Data records:
▶

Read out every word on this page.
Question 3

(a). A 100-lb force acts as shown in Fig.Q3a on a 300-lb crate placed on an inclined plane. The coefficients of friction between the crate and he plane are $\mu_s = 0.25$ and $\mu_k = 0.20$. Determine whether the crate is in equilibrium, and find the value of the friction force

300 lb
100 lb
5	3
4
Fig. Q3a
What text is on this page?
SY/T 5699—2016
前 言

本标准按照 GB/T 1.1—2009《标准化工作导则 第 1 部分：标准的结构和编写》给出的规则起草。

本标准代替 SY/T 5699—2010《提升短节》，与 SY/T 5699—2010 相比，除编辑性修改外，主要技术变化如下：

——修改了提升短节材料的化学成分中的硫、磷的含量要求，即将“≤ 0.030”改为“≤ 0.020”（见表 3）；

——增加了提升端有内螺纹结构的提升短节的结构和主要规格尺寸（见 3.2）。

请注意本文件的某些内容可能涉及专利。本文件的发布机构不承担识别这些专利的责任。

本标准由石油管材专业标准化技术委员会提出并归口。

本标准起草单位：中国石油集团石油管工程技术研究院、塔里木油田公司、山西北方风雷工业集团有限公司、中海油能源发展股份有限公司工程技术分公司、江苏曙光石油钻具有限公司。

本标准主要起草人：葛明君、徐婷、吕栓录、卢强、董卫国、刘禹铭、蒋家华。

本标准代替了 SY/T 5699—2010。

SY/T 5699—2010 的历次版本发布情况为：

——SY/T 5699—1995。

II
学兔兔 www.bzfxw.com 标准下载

◀

All lines holding the word "page" should be picked out and copied.

Read out every word on this page.
What text is on this page?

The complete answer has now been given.